### [TUGAS YANG DIBERIKAN A]
Tuliskan ulang baris-baris catatan di bawah sebagai daftar JSON berisi string, satu string untuk setiap baris dan tanpa baris kosong. Ambil hanya baris dari awal catatan hingga baris yang memuat "volume-bar: [224, 416, 229, 440]", termasuk baris tersebut.

Malam ini, saya
sulit sekali memejamkan mata. Dua mata bundar saya enggan sekali diajak
menghitung bintang dalam mimpi. Padahal, ada beberapa peri sedang ingin
mengajak saya bermain di antara gugusannya. Benar kata mereka, peri-peri itu
memang menempati bintang-bintang. Mereka tidur terlentang di sana.
Saya tidak
pernah memiliki riwayat sebagai manusia insom. Saya hanya tidak bisa tidur jika
kepala saya ini p
enuh dengan gradasi mentah lukisan
kehidupan. Saya harus menuntaskannya. Itu kebandelan saya. Jika tidak mampu
juga, maka saya akan menyudahinya dengan membaca. Aksara-aksara yang berbaris
rapi di buku akan menghipnotis saya. Membuat dua mata saya redup. Dan pada
akhirnya terpejam.
Saya segera
membongkar tumpukan buku yang saya gunakan mengajar pada semester lalu. Dua
mata saya menangkap sebuah buku tipis. Lembaran-lembaran yang ada di dalamnya
berwarna kuning keemasan. Buku itu berjudul: “Usfuriyyah”; yang tertulis
dengan aksara Arab, dan jika diterjemah ke bahasa Indonesia menjada “Kabar
Burung Pipit”.
Saya membuka
halaman pertama. Dua alis saya sedikit naik. Dan tiba-tiba saja senyum saya
terbentuk dengan cepat. Saya membaca tulisan itu lagi. Tulisan tentang
bagaimana Sahabat Nabi yang bernama Sayyidina Umar berbelas kasih kepada
mahkluk Tuhan yang bernama burung pipit. Konon, lantaran belas kasih itu,
Sahabat Umar lolos dari interogasi Munkar dan Nakir; Sang Penjaga Alam Kubur.
Ceritanya
begini. Pagi itu, Sahabat Umar berjalan di sudut-sudut kampung guna melepas
penat sekaligus blusukan untuk melihat langsung kondisi rakyat. Ketika itu,
beliau melihat seorang anak kecil yang memegang burung pipit lalu membuatnya
sebagai mainan. Seketika itu pula, beliau mendatangi anak kecil tersebut lalu
membeli burung yang ada di tangannya dengan harga yang diinginkan anak kecil
itu. Kesepakatan harga terjadi. Burung itu berpindah ke tangan Sahabat Umar;
yang kemudian melepaskannya.
Selang
beberapa lama, setelah meninggalnya Sang Sahabat, banyak Alim ketika itu
bermimpi bertemu dengan beliau. Para Alim itu bertanya kepada Sahabat
Umar tentang perlakuan Tuhan kepada beliau. Beliau hanya tersenyum. Dan
mengatakan, jika Tuhan mengampuni segala dosa-dosa beliau dan Munkar Nakir
tidak pernah menyentuh beliau.

### [TUGAS YANG DIBERIKAN B]
Terjemahkan kalimat dari teks tentang burung pipit di atas ini ke dalam bahasa Inggris: "Para Alim itu bertanya kepada Sahabat Umar tentang perlakuan Tuhan kepada beliau."

### [BAHAN LATIHAN]
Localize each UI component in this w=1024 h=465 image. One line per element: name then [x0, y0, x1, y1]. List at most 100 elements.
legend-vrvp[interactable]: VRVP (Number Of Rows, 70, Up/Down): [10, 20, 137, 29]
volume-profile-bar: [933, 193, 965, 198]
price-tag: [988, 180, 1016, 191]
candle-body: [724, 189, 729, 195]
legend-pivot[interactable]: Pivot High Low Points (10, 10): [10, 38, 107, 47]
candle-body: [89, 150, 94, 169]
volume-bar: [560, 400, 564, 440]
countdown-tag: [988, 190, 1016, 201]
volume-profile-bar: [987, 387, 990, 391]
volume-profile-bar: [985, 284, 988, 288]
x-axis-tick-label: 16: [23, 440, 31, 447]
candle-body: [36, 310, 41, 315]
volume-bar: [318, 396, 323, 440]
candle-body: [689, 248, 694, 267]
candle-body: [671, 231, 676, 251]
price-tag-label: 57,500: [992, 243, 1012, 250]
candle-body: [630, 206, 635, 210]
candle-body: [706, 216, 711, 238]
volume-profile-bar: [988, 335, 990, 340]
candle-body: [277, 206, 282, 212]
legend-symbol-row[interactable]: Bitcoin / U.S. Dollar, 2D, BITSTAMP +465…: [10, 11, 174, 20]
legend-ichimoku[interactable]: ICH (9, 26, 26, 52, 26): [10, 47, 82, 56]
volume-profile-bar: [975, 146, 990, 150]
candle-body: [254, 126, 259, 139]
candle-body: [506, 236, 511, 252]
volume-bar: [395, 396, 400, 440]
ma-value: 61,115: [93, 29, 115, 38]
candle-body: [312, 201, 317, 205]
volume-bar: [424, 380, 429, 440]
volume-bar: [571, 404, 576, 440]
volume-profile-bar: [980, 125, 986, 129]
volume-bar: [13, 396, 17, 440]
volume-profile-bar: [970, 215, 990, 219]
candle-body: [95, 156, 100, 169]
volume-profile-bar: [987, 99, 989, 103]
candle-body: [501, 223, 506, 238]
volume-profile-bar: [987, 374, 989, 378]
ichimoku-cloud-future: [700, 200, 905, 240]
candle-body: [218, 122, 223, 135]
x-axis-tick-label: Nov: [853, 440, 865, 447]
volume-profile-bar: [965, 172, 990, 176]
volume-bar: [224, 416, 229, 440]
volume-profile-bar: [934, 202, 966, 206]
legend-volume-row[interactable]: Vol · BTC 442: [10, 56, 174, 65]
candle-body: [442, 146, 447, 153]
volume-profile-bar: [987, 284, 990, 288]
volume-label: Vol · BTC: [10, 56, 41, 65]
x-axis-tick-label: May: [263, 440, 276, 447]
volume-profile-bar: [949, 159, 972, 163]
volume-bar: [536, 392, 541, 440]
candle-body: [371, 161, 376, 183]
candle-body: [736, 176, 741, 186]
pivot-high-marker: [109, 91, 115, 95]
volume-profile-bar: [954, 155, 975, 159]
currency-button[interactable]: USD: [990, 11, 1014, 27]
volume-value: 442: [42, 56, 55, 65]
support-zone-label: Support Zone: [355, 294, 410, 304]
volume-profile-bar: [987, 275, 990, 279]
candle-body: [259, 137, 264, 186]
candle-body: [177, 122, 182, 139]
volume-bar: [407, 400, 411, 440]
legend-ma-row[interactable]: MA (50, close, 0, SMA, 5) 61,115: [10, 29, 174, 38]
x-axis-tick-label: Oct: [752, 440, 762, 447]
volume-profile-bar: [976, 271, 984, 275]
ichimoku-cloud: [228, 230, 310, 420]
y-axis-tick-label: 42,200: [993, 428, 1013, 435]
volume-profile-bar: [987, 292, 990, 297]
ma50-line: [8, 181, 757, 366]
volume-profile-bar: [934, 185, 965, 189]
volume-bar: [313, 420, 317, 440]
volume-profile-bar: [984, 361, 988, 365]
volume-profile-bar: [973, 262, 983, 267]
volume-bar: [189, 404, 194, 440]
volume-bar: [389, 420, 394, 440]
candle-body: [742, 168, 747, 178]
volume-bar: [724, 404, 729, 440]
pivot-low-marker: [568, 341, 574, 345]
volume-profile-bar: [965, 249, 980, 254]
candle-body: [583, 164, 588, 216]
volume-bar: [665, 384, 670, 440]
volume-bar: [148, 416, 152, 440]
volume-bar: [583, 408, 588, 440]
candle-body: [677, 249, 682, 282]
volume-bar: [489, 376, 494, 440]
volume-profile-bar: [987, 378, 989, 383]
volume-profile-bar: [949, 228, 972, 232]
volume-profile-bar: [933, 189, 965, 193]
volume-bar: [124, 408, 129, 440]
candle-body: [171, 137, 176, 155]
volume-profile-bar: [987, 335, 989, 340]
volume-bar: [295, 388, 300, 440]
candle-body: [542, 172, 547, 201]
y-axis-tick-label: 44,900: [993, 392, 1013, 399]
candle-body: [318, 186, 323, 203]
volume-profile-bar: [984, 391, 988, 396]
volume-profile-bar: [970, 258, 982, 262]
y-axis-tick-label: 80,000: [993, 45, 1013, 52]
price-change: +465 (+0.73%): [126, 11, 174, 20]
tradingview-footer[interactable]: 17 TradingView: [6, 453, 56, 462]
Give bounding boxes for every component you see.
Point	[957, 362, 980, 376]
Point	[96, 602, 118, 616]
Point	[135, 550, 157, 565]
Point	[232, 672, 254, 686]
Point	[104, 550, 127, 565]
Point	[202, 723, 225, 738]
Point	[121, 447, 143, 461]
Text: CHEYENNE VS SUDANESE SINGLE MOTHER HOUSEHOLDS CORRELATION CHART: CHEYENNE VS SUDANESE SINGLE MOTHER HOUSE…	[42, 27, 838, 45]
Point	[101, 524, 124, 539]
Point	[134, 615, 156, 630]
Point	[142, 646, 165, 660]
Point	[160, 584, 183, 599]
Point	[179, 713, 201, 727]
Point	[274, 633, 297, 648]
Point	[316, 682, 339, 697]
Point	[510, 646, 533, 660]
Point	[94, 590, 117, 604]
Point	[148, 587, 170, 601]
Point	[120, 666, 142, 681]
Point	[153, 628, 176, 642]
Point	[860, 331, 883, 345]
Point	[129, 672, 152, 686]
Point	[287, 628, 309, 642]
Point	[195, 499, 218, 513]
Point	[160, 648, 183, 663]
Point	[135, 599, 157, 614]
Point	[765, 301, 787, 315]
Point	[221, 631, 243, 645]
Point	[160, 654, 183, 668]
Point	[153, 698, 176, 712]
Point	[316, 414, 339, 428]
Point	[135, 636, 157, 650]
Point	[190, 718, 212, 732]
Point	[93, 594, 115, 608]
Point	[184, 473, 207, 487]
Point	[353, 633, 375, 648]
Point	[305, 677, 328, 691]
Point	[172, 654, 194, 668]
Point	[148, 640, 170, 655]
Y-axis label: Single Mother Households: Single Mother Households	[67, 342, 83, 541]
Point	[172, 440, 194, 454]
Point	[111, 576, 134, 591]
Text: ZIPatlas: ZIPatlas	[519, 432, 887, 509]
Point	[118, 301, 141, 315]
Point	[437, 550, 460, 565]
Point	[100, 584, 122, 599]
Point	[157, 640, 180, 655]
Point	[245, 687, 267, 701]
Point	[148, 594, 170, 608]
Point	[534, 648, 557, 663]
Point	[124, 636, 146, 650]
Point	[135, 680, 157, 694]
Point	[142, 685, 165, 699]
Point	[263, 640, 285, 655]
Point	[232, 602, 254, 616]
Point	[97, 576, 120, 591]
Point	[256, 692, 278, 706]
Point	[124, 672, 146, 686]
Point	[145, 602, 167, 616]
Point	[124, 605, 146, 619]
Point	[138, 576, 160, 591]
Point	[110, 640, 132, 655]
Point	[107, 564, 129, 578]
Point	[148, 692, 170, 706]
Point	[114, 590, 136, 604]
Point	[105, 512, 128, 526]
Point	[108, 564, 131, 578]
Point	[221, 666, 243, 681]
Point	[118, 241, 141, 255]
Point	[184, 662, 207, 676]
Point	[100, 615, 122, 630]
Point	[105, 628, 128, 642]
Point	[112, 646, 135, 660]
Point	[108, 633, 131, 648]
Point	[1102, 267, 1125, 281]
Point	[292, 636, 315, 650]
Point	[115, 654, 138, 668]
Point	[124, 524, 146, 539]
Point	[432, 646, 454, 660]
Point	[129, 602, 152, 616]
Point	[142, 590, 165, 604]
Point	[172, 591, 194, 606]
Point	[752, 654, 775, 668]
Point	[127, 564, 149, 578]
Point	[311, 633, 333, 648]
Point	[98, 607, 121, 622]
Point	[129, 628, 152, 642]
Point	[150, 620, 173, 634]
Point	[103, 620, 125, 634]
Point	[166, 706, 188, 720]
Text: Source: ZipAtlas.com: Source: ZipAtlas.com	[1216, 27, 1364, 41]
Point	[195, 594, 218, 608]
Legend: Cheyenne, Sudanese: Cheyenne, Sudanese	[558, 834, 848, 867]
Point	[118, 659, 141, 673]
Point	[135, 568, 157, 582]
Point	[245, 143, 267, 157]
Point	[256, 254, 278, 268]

### [JAWABAN LENGKAP A]
[
  "Localize each UI component in this w=1024 h=465 image. One line per element: name then [x0, y0, x1, y1]. List at most 100 elements.",
  "legend-vrvp[interactable]: VRVP (Number Of Rows, 70, Up/Down): [10, 20, 137, 29]",
  "volume-profile-bar: [933, 193, 965, 198]",
  "price-tag: [988, 180, 1016, 191]",
  "candle-body: [724, 189, 729, 195]",
  "legend-pivot[interactable]: Pivot High Low Points (10, 10): [10, 38, 107, 47]",
  "candle-body: [89, 150, 94, 169]",
  "volume-bar: [560, 400, 564, 440]",
  "countdown-tag: [988, 190, 1016, 201]",
  "volume-profile-bar: [987, 387, 990, 391]",
  "volume-profile-bar: [985, 284, 988, 288]",
  "x-axis-tick-label: 16: [23, 440, 31, 447]",
  "candle-body: [36, 310, 41, 315]",
  "volume-bar: [318, 396, 323, 440]",
  "candle-body: [689, 248, 694, 267]",
  "candle-body: [671, 231, 676, 251]",
  "price-tag-label: 57,500: [992, 243, 1012, 250]",
  "candle-body: [630, 206, 635, 210]",
  "candle-body: [706, 216, 711, 238]",
  "volume-profile-bar: [988, 335, 990, 340]",
  "candle-body: [277, 206, 282, 212]",
  "legend-symbol-row[interactable]: Bitcoin / U.S. Dollar, 2D, BITSTAMP +465…: [10, 11, 174, 20]",
  "legend-ichimoku[interactable]: ICH (9, 26, 26, 52, 26): [10, 47, 82, 56]",
  "volume-profile-bar: [975, 146, 990, 150]",
  "candle-body: [254, 126, 259, 139]",
  "candle-body: [506, 236, 511, 252]",
  "volume-bar: [395, 396, 400, 440]",
  "ma-value: 61,115: [93, 29, 115, 38]",
  "candle-body: [312, 201, 317, 205]",
  "volume-bar: [424, 380, 429, 440]",
  "volume-bar: [571, 404, 576, 440]",
  "volume-profile-bar: [980, 125, 986, 129]",
  "volume-bar: [13, 396, 17, 440]",
  "volume-profile-bar: [970, 215, 990, 219]",
  "candle-body: [95, 156, 100, 169]",
  "volume-profile-bar: [987, 99, 989, 103]",
  "candle-body: [501, 223, 506, 238]",
  "volume-profile-bar: [987, 374, 989, 378]",
  "ichimoku-cloud-future: [700, 200, 905, 240]",
  "candle-body: [218, 122, 223, 135]",
  "x-axis-tick-label: Nov: [853, 440, 865, 447]",
  "volume-profile-bar: [965, 172, 990, 176]",
  "volume-bar: [224, 416, 229, 440]"
]

### [JAWABAN LENGKAP B]
The scholars asked the Companion Umar about how God had treated him.